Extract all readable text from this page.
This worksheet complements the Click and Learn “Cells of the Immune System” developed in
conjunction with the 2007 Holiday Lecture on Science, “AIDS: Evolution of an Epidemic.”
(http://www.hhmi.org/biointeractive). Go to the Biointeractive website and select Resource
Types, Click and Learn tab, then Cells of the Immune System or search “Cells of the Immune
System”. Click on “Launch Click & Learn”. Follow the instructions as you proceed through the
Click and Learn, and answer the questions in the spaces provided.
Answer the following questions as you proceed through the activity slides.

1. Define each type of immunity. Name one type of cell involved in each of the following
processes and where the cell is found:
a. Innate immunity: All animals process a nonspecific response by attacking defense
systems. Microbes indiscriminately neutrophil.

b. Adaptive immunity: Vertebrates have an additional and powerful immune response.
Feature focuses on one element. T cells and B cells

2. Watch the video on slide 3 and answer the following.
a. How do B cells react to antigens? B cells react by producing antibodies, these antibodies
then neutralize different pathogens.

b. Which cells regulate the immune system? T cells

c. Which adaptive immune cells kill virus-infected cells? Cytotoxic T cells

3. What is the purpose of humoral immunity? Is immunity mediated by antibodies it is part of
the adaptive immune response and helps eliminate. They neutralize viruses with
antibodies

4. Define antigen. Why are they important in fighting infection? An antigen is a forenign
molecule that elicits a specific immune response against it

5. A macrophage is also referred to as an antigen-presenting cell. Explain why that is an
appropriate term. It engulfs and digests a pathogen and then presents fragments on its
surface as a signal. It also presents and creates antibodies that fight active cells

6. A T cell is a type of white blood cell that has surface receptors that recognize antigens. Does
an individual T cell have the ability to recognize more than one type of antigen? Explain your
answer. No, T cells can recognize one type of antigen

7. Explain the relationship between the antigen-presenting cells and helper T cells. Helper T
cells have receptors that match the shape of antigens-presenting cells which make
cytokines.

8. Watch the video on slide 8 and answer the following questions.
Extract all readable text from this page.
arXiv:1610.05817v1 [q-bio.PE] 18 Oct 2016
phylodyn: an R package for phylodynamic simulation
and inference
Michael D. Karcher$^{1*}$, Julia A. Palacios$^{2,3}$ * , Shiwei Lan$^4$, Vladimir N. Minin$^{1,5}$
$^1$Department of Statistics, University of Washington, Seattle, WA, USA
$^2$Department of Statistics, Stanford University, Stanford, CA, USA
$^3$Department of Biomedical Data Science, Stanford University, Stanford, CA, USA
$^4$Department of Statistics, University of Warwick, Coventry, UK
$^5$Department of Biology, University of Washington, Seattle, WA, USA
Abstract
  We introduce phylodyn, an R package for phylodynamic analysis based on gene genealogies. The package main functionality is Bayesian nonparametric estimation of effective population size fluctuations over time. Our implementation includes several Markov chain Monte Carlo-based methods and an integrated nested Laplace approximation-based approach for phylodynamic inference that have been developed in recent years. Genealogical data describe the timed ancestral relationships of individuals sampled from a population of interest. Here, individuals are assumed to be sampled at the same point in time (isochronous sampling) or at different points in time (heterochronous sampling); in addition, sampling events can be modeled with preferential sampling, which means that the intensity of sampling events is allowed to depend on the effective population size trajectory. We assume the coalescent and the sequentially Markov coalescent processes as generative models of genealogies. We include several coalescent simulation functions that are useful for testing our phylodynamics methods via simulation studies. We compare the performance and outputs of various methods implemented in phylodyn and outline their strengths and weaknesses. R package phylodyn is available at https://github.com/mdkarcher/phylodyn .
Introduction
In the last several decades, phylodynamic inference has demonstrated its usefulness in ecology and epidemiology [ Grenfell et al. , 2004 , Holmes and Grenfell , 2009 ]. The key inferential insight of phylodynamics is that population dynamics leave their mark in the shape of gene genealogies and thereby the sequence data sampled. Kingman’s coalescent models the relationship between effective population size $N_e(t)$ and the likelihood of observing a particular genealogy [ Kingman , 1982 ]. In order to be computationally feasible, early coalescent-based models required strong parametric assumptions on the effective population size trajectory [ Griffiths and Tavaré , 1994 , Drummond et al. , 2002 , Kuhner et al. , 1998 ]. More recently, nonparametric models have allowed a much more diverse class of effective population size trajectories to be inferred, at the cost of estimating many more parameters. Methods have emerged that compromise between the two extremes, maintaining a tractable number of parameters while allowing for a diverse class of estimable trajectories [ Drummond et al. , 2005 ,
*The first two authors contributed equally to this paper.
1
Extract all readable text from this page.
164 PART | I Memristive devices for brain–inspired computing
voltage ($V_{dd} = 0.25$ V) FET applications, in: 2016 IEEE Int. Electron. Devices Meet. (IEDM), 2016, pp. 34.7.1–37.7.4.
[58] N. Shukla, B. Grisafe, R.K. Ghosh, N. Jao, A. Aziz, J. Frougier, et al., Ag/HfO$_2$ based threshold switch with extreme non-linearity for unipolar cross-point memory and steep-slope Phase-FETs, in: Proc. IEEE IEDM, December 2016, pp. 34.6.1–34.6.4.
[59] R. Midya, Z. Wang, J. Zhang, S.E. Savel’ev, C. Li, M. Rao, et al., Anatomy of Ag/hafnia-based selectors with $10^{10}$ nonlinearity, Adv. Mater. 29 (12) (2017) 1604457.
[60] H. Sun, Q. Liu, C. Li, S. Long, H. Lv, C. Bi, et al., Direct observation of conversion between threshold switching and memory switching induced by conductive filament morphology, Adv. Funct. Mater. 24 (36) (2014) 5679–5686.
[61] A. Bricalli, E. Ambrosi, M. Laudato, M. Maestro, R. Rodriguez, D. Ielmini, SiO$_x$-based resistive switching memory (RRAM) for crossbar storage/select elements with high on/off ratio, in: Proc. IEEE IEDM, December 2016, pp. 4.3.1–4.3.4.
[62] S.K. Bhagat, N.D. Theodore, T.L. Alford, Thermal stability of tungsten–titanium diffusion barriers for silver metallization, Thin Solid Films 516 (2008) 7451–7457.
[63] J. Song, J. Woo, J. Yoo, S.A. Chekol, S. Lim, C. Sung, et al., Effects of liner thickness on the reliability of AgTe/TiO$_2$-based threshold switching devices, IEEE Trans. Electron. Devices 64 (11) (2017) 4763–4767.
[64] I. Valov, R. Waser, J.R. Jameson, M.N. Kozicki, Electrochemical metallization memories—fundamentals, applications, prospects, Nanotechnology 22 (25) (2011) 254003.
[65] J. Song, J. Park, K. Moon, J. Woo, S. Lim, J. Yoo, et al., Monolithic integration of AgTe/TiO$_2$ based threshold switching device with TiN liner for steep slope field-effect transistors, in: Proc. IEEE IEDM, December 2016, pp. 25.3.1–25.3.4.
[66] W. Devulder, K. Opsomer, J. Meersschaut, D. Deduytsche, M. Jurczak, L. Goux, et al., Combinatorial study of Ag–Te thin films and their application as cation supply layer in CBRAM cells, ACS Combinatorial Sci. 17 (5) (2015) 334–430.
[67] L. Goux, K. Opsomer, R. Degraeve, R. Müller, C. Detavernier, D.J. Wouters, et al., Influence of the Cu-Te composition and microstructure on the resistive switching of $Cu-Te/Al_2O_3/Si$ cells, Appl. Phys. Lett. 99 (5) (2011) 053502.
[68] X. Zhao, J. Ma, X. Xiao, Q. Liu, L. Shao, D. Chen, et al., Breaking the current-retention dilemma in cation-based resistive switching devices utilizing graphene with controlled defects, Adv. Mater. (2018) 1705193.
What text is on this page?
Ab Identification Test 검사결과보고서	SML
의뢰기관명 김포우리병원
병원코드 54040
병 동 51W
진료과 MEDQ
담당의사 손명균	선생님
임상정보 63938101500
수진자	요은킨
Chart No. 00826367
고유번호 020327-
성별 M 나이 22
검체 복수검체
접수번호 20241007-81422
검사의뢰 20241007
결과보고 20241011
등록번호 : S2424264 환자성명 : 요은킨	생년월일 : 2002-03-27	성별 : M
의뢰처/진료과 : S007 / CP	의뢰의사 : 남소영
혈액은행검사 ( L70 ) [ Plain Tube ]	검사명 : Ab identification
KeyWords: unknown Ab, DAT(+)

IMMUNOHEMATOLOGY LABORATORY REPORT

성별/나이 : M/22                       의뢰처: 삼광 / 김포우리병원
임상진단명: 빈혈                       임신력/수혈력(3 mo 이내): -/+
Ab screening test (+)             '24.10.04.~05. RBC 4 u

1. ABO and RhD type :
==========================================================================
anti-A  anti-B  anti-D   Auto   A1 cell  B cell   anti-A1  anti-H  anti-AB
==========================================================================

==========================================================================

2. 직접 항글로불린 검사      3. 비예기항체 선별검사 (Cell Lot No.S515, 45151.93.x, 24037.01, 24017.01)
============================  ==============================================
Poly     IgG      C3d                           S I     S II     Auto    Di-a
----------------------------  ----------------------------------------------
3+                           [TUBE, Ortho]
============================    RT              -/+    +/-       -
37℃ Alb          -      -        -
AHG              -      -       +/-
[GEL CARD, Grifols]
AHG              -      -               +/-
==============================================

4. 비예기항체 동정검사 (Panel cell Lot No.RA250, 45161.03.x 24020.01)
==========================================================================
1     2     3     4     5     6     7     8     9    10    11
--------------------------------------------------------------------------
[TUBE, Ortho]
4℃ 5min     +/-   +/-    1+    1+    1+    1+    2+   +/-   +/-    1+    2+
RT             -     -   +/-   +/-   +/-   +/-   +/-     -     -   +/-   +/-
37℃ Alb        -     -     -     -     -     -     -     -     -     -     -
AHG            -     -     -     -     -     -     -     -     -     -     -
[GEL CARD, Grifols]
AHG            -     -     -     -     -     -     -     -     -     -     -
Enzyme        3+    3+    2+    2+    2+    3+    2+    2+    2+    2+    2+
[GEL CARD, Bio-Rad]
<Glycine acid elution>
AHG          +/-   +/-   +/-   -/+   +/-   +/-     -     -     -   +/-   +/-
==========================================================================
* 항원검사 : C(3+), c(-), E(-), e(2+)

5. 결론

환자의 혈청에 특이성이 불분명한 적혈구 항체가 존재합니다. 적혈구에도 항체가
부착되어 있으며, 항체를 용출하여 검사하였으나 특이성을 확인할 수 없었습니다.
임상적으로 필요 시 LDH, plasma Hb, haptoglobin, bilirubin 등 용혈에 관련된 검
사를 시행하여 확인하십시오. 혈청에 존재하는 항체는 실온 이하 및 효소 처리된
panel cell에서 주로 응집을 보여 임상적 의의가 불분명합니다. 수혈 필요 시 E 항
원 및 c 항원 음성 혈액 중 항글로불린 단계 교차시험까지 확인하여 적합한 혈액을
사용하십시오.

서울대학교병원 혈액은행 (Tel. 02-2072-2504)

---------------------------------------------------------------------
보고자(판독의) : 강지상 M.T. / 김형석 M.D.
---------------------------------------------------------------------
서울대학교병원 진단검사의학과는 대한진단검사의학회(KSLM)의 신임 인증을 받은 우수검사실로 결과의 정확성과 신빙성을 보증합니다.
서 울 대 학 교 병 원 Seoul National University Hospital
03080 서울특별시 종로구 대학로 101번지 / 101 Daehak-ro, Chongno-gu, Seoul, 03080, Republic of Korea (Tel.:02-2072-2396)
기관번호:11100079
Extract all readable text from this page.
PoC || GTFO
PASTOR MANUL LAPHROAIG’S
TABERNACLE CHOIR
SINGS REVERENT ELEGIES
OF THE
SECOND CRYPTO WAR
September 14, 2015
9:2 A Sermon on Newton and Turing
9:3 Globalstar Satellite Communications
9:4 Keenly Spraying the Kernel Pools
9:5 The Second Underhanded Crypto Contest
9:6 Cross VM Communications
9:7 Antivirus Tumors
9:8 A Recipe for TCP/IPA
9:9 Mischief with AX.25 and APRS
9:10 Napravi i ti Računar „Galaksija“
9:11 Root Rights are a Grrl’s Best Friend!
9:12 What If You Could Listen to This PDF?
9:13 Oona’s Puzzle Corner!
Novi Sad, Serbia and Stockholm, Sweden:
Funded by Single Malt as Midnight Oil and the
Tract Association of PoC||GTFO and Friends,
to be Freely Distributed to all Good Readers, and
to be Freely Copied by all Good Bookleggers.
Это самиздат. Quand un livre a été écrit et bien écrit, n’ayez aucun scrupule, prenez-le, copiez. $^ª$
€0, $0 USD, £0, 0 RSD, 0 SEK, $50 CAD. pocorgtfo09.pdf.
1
***
**WHAT TO PRODUCE:**
Please say how many lines in the records above contain the string "resistive", giving no other words.

**SOLUTION FOR THIS PROBLEM:**
3